JC – Mesmo com este reconhecimento, aconteceram denúncias de abuso policial.

Fernandes – Tivemos um momento em que sete mil policiais estavam envolvidos nas manifestações e cerca de 20 mil pessoas nas ruas. Não tivemos nenhum manifestante gravemente ferido e temos quatro policiais que foram feridos gravemente. A pauta dos manifestantes, no que dizia respeito à Brigada, era de três pontos: a exoneração do comandante Fábio, a desmilitarização da polícia e a identificação dos policiais. Imediatamente, o governador (Tarso Genro, do PT) respondeu. Com relação à identificação dos policiais, hoje eles têm seus capacetes identificados por números e qualquer pessoa pode verificar qual é o policial que está naquela manifestação. E o compromisso, a partir do episódio do Tatu Bola e, especialmente, das manifestações, é de que o policial não pode ter medo de uma câmera fotográfica ou de filmagem. Uma premissa atual da polícia é a questão da transparência. Se o policial for fazer algum ato que não possa ser fotografado, é melhor repensar sua atuação e não realizá-lo. A polícia é uma instituição do Estado e da sociedade.

JC – Como projeta o trabalho no TJM? 

Fernandes – Venho com a experiência de 32 anos na instituição e com o intuito de ajudar nesta Justiça, que é muito importante. Temos cinco estados da Federação que podem ter Justiça Militar, em função da Constituição Federal, e destes cinco há o órgão em três: São Paulo, Minas Gerais e Rio Grande do Sul. A Justiça Militar é pouco conhecida pela sociedade, mas faz um trabalho de excelência, porque consegue fazer com que os servidores da polícia tenham um controle efetivo. Um policial é um servidor que porta uma arma durante 24h por dia e que, talvez, seja o único profissional que trabalha isolado. Às 3h da manhã, trabalhando em um parque da cidade, ele faz o que quiser. Então, precisa ter um controle social muito forte sobre ele e por isso a importância da Justiça Militar, para fazer a autorização social sobre ele, para que o policial que porte arma seja uma garantia para a sociedade. Nenhum outro profissional atua isolado. O juiz não julga sozinho. Um médico não opera sozinho. Um jornalista não atua sozinho. Um policial pode andar armado sozinho. Então, a sociedade precisa deste controle sobre a hierarquia, sobre os atos dos policiais, para que sejam julgados, para que seja feita a justiça e o controle sobre sua atuação.

Entradas do conjunto:
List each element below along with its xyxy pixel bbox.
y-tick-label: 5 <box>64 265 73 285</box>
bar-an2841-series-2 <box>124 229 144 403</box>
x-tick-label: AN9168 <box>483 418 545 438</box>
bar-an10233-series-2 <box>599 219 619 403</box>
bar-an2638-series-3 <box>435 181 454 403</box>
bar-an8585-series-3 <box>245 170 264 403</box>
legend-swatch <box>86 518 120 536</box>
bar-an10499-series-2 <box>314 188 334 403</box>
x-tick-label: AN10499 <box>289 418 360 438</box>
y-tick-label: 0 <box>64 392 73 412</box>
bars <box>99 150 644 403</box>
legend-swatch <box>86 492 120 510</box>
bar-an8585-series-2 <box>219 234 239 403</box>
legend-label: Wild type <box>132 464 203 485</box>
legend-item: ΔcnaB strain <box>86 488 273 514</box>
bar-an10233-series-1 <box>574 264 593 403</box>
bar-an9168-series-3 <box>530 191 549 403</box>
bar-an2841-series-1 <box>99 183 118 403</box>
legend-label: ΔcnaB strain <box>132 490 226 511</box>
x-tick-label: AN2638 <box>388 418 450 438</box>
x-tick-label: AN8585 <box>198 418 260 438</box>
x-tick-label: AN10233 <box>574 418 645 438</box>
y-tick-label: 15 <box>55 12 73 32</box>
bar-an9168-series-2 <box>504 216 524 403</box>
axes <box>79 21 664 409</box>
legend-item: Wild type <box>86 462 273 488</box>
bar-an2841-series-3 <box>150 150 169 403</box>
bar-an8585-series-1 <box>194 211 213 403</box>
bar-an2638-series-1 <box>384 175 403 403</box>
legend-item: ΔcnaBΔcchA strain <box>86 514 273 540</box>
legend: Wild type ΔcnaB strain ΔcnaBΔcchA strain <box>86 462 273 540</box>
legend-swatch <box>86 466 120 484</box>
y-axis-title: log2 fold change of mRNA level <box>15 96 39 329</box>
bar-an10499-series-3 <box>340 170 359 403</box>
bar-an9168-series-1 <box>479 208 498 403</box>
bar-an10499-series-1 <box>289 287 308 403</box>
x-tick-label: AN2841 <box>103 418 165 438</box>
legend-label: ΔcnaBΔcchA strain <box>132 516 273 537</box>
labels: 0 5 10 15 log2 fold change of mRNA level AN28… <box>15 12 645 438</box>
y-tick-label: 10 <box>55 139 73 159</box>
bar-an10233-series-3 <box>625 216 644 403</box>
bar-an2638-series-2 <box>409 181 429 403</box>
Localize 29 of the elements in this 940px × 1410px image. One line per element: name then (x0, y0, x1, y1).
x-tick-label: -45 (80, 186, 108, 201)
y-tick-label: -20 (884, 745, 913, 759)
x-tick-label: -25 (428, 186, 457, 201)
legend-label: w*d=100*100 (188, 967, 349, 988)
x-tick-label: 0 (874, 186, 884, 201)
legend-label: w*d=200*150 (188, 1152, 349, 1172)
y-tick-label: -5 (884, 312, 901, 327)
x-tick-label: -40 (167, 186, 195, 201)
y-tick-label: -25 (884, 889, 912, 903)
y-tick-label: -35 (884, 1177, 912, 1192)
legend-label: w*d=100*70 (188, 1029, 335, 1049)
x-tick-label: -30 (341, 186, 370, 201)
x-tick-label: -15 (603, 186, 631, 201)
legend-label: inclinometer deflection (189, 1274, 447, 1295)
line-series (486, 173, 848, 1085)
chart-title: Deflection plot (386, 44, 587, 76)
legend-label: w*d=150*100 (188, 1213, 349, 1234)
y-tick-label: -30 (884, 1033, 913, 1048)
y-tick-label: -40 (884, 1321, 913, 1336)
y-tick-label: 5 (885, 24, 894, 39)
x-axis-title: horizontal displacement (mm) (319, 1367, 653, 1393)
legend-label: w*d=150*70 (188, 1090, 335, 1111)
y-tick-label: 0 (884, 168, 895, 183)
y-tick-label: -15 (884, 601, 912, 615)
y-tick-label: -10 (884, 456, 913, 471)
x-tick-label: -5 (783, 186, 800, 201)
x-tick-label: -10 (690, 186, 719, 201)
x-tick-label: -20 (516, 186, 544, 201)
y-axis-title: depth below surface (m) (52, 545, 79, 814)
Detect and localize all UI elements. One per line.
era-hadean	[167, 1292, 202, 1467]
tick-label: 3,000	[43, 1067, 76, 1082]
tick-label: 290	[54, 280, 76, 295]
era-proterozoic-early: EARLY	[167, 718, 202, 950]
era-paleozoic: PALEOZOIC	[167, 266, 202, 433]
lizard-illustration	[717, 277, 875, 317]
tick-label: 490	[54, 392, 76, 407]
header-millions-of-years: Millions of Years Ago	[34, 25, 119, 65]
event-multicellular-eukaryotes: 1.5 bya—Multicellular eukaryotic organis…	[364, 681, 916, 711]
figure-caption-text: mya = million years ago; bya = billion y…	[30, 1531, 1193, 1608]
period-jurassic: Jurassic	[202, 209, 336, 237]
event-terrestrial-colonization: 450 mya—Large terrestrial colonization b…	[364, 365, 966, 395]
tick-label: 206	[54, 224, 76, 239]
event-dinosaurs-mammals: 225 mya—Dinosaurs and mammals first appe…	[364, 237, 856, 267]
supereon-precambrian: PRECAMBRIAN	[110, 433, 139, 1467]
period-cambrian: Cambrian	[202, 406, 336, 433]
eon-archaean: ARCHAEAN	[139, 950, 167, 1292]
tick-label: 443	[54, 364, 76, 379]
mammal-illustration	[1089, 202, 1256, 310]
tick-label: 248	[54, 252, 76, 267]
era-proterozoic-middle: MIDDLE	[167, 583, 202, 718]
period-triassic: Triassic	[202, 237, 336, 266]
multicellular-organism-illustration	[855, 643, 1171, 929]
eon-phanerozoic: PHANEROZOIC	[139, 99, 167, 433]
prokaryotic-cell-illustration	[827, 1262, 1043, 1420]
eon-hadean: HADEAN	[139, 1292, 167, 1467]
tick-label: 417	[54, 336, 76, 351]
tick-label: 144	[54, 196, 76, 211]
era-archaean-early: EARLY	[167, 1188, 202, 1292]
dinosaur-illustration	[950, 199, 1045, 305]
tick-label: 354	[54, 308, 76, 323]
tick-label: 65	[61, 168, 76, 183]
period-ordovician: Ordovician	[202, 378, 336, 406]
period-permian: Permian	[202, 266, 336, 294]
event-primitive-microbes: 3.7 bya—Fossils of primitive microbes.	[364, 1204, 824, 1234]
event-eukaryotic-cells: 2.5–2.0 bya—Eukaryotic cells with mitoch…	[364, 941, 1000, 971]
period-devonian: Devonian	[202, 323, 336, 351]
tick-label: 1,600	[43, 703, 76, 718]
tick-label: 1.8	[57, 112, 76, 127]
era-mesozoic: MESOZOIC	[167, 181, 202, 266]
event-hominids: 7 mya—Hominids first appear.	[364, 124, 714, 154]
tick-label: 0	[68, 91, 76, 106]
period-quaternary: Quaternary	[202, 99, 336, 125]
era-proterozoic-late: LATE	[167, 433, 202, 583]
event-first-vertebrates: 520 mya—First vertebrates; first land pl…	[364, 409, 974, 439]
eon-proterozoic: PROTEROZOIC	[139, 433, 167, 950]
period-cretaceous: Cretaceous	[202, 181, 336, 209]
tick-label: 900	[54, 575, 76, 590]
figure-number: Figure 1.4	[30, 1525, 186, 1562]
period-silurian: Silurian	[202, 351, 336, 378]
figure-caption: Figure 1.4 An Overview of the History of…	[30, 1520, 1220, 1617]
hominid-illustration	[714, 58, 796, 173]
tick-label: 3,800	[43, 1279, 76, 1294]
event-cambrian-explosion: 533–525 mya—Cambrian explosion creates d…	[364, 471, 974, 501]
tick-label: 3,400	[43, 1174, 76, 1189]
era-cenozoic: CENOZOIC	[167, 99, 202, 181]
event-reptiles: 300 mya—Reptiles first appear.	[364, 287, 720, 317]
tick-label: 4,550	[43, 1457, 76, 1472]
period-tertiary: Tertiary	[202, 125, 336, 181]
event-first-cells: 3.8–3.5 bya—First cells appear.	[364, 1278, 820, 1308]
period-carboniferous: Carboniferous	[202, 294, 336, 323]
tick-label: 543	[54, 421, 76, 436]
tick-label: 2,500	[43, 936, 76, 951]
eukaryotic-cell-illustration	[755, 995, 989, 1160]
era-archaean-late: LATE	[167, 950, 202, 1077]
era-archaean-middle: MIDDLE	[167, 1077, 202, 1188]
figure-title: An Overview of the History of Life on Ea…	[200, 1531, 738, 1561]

Tarefas propostas:
1. Segundo Fernandes no trecho selecionado, quantos policiais chegaram a estar envolvidos nas manifestações?
2. Transforme em lista o parágrafo do trecho selecionado que começa com “Venho com a experiência de 32 anos”, conservando seus fatos principais.

Respostas por tarefa:
1. Sete mil policiais.

2.
- Fernandes tem 32 anos de experiência na instituição e pretende ajudar a Justiça Militar, que considera muito importante.
- Pela Constituição Federal, cinco estados podem ter Justiça Militar, e o órgão existe em três deles: São Paulo, Minas Gerais e Rio Grande do Sul.
- A Justiça Militar é pouco conhecida pela sociedade, mas faz um trabalho de excelência ao garantir um controle efetivo sobre os servidores da polícia.
- O policial porta arma 24 horas por dia e talvez seja o único profissional que trabalha isolado, ao contrário do juiz, do médico e do jornalista.
- Por isso, a sociedade precisa de um controle forte sobre a hierarquia e os atos dos policiais, para que sejam julgados e se faça justiça.